Given problem: The data below is to be returned in full and exactly.

[Collected data entries]
____________________
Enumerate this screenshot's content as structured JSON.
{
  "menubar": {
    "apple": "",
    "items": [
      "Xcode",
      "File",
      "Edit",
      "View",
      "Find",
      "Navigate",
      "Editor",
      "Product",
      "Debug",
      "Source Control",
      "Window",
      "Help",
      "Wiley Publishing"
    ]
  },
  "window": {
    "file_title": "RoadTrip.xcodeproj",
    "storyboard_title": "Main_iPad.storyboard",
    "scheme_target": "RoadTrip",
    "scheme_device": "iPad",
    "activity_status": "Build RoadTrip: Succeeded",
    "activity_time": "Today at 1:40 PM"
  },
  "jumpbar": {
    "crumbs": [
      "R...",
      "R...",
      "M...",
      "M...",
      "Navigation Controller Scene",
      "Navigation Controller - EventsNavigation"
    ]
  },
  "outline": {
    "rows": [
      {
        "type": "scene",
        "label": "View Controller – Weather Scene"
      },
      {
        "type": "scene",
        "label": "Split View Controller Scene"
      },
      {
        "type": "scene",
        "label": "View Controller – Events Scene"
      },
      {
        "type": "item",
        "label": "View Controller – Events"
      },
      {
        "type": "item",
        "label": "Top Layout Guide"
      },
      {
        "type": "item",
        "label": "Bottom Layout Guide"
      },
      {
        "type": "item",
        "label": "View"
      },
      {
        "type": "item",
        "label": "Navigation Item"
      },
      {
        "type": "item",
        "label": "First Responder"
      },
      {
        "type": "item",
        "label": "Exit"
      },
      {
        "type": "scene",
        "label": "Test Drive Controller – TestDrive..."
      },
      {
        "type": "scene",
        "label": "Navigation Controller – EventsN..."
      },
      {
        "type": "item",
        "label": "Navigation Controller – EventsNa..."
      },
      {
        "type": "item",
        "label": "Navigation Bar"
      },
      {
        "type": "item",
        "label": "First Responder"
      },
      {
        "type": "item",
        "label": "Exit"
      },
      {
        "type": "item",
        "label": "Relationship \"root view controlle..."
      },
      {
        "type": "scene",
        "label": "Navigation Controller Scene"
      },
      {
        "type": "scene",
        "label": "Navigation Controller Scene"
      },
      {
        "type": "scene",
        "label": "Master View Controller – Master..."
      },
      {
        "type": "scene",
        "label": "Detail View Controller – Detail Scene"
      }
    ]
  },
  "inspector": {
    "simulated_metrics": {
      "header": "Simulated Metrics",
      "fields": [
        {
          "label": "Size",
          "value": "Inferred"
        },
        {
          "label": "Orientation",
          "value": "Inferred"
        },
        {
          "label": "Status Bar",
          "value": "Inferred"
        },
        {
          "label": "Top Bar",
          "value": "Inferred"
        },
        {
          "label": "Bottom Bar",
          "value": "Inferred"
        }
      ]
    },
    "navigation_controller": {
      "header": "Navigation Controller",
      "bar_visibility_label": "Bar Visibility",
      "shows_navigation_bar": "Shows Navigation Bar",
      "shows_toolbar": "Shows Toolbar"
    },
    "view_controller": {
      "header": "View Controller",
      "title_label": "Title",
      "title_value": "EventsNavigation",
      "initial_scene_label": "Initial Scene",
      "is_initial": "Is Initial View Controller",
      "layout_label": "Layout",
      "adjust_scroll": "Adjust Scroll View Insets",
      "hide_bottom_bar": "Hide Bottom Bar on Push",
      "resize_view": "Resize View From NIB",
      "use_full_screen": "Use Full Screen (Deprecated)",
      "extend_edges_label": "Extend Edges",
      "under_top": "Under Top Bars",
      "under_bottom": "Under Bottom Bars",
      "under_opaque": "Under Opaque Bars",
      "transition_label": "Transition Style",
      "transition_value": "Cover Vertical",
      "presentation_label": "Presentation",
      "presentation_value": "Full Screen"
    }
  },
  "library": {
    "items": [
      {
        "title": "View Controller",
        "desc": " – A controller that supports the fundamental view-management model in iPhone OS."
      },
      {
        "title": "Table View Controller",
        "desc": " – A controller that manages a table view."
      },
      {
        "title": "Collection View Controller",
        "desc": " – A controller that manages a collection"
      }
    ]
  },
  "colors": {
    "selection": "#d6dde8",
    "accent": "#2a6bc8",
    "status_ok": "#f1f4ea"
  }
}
____________________
Response:
Enumerate this screenshot's content as structured JSON.
{
  "menubar": {
    "apple": "",
    "items": [
      "Xcode",
      "File",
      "Edit",
      "View",
      "Find",
      "Navigate",
      "Editor",
      "Product",
      "Debug",
      "Source Control",
      "Window",
      "Help",
      "Wiley Publishing"
    ]
  },
  "window": {
    "file_title": "RoadTrip.xcodeproj",
    "storyboard_title": "Main_iPad.storyboard",
    "scheme_target": "RoadTrip",
    "scheme_device": "iPad",
    "activity_status": "Build RoadTrip: Succeeded",
    "activity_time": "Today at 1:40 PM"
  },
  "jumpbar": {
    "crumbs": [
      "R...",
      "R...",
      "M...",
      "M...",
      "Navigation Controller Scene",
      "Navigation Controller - EventsNavigation"
    ]
  },
  "outline": {
    "rows": [
      {
        "type": "scene",
        "label": "View Controller – Weather Scene"
      },
      {
        "type": "scene",
        "label": "Split View Controller Scene"
      },
      {
        "type": "scene",
        "label": "View Controller – Events Scene"
      },
      {
        "type": "item",
        "label": "View Controller – Events"
      },
      {
        "type": "item",
        "label": "Top Layout Guide"
      },
      {
        "type": "item",
        "label": "Bottom Layout Guide"
      },
      {
        "type": "item",
        "label": "View"
      },
      {
        "type": "item",
        "label": "Navigation Item"
      },
      {
        "type": "item",
        "label": "First Responder"
      },
      {
        "type": "item",
        "label": "Exit"
      },
      {
        "type": "scene",
        "label": "Test Drive Controller – TestDrive..."
      },
      {
        "type": "scene",
        "label": "Navigation Controller – EventsN..."
      },
      {
        "type": "item",
        "label": "Navigation Controller – EventsNa..."
      },
      {
        "type": "item",
        "label": "Navigation Bar"
      },
      {
        "type": "item",
        "label": "First Responder"
      },
      {
        "type": "item",
        "label": "Exit"
      },
      {
        "type": "item",
        "label": "Relationship \"root view controlle..."
      },
      {
        "type": "scene",
        "label": "Navigation Controller Scene"
      },
      {
        "type": "scene",
        "label": "Navigation Controller Scene"
      },
      {
        "type": "scene",
        "label": "Master View Controller – Master..."
      },
      {
        "type": "scene",
        "label": "Detail View Controller – Detail Scene"
      }
    ]
  },
  "inspector": {
    "simulated_metrics": {
      "header": "Simulated Metrics",
      "fields": [
        {
          "label": "Size",
          "value": "Inferred"
        },
        {
          "label": "Orientation",
          "value": "Inferred"
        },
        {
          "label": "Status Bar",
          "value": "Inferred"
        },
        {
          "label": "Top Bar",
          "value": "Inferred"
        },
        {
          "label": "Bottom Bar",
          "value": "Inferred"
        }
      ]
    },
    "navigation_controller": {
      "header": "Navigation Controller",
      "bar_visibility_label": "Bar Visibility",
      "shows_navigation_bar": "Shows Navigation Bar",
      "shows_toolbar": "Shows Toolbar"
    },
    "view_controller": {
      "header": "View Controller",
      "title_label": "Title",
      "title_value": "EventsNavigation",
      "initial_scene_label": "Initial Scene",
      "is_initial": "Is Initial View Controller",
      "layout_label": "Layout",
      "adjust_scroll": "Adjust Scroll View Insets",
      "hide_bottom_bar": "Hide Bottom Bar on Push",
      "resize_view": "Resize View From NIB",
      "use_full_screen": "Use Full Screen (Deprecated)",
      "extend_edges_label": "Extend Edges",
      "under_top": "Under Top Bars",
      "under_bottom": "Under Bottom Bars",
      "under_opaque": "Under Opaque Bars",
      "transition_label": "Transition Style",
      "transition_value": "Cover Vertical",
      "presentation_label": "Presentation",
      "presentation_value": "Full Screen"
    }
  },
  "library": {
    "items": [
      {
        "title": "View Controller",
        "desc": " – A controller that supports the fundamental view-management model in iPhone OS."
      },
      {
        "title": "Table View Controller",
        "desc": " – A controller that manages a table view."
      },
      {
        "title": "Collection View Controller",
        "desc": " – A controller that manages a collection"
      }
    ]
  },
  "colors": {
    "selection": "#d6dde8",
    "accent": "#2a6bc8",
    "status_ok": "#f1f4ea"
  }
}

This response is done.